[START DATA PROVIDED]

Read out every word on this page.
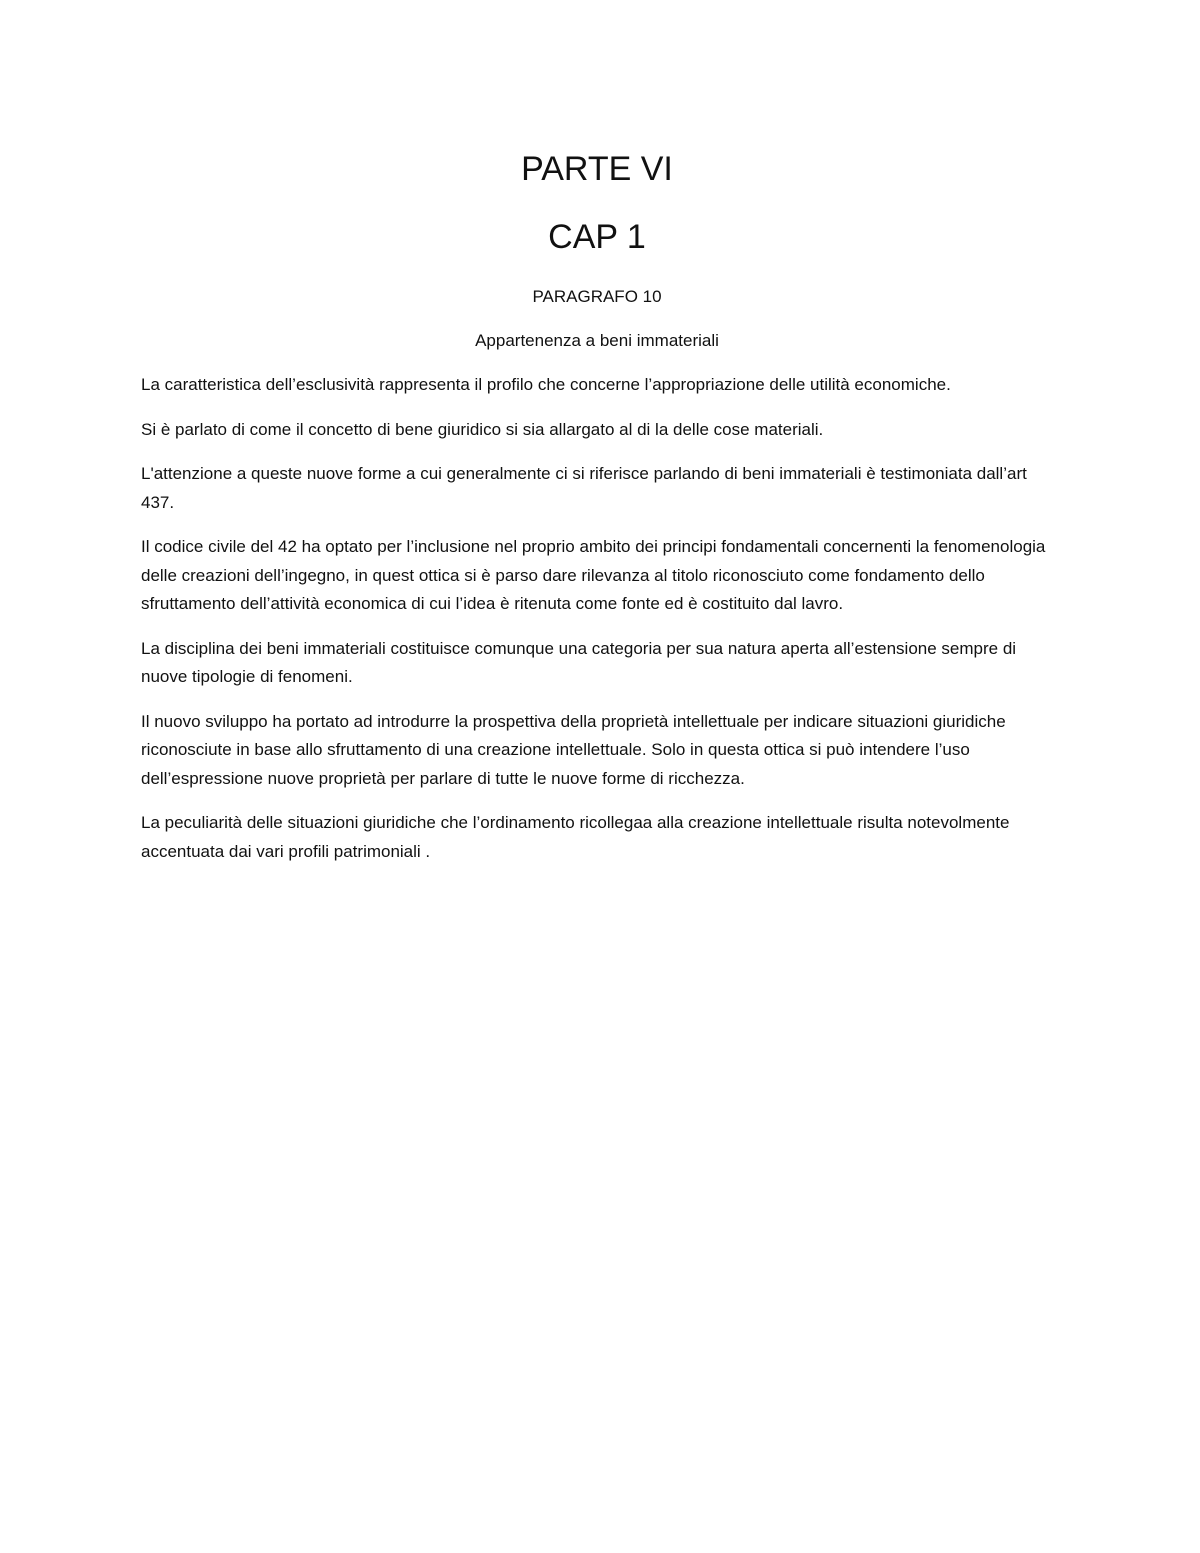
PARTE VI
CAP 1
PARAGRAFO 10
Appartenenza a beni immateriali

La caratteristica dell’esclusività rappresenta il profilo che concerne l’appropriazione delle utilità economiche.

Si è parlato di come il concetto di bene giuridico si sia allargato al di la delle cose materiali.

L'attenzione a queste nuove forme a cui generalmente ci si riferisce parlando di beni immateriali è testimoniata dall’art 437.

Il codice civile del 42 ha optato per l’inclusione nel proprio ambito dei principi fondamentali concernenti la fenomenologia delle creazioni dell’ingegno, in quest ottica si è parso dare rilevanza al titolo riconosciuto come fondamento dello sfruttamento dell’attività economica di cui l’idea è ritenuta come fonte ed è costituito dal lavro.

La disciplina dei beni immateriali costituisce comunque una categoria per sua natura aperta all’estensione sempre di nuove tipologie di fenomeni.

Il nuovo sviluppo ha portato ad introdurre la prospettiva della proprietà intellettuale per indicare situazioni giuridiche riconosciute in base allo sfruttamento di una creazione intellettuale. Solo in questa ottica si può intendere l’uso dell’espressione nuove proprietà per parlare di tutte le nuove forme di ricchezza.

La peculiarità delle situazioni giuridiche che l’ordinamento ricollegaa alla creazione intellettuale risulta notevolmente accentuata dai vari profili patrimoniali .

[END DATA PROVIDED]

YOUR INSTRUCTIONS: Search the entries for the word "beni" and pick out every line that holds it.

CORRECT RESPONSE:
Appartenenza a beni immateriali
L'attenzione a queste nuove forme a cui generalmente ci si riferisce parlando di beni immateriali è testimoniata dall’art 437.
La disciplina dei beni immateriali costituisce comunque una categoria per sua natura aperta all’estensione sempre di nuove tipologie di fenomeni.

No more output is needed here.